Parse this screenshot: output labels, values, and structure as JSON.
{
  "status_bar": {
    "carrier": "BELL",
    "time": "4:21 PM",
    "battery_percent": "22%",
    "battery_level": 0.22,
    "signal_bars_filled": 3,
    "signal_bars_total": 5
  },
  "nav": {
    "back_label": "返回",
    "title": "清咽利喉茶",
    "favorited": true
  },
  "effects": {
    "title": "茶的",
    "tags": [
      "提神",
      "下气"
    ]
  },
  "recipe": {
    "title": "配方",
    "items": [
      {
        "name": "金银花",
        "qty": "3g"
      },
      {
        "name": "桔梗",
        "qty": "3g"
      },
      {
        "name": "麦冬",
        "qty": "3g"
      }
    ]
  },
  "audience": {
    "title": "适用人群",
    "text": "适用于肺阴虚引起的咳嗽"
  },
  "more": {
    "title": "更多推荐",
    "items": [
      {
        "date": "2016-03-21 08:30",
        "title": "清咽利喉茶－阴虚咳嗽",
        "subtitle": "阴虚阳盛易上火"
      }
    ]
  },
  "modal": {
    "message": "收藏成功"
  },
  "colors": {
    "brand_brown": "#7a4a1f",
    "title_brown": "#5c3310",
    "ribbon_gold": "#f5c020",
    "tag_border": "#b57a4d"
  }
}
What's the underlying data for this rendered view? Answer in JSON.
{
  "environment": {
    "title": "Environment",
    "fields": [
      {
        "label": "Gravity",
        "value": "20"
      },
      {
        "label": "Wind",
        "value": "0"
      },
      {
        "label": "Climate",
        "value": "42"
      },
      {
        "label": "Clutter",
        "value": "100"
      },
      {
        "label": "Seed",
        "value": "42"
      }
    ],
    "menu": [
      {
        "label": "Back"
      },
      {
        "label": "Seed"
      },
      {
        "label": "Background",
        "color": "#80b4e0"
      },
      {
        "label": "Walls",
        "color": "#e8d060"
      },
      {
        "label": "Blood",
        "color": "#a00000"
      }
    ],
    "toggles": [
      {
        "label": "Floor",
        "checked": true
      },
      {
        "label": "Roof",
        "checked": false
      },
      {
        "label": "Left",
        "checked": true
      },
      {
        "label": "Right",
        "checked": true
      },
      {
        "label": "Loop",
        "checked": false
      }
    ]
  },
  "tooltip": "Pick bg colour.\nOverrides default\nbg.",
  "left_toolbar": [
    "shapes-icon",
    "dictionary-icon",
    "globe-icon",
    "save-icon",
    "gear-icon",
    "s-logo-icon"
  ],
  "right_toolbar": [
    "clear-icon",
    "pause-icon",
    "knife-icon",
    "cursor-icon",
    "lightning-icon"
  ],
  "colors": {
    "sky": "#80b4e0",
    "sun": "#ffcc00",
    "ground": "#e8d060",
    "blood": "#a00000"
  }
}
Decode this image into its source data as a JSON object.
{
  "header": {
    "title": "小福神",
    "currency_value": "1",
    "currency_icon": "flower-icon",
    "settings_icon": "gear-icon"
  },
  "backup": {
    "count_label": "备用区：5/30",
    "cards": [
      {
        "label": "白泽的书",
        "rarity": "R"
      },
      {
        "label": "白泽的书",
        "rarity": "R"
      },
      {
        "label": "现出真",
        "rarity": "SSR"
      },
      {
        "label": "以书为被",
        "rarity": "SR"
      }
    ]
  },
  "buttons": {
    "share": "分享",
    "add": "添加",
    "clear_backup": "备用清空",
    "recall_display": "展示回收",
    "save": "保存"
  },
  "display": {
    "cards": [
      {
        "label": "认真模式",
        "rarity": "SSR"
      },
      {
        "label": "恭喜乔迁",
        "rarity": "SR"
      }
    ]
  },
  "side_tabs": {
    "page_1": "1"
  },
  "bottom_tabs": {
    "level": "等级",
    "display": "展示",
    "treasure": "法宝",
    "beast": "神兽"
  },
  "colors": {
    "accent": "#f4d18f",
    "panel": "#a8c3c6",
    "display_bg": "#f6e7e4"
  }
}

━━━

*Task statement*: List the lines of the material in which the word "this" occurs.

*Written solution*:
Parse this screenshot: output labels, values, and structure as JSON.
What's the underlying data for this rendered view? Answer in JSON.
Decode this image into its source data as a JSON object.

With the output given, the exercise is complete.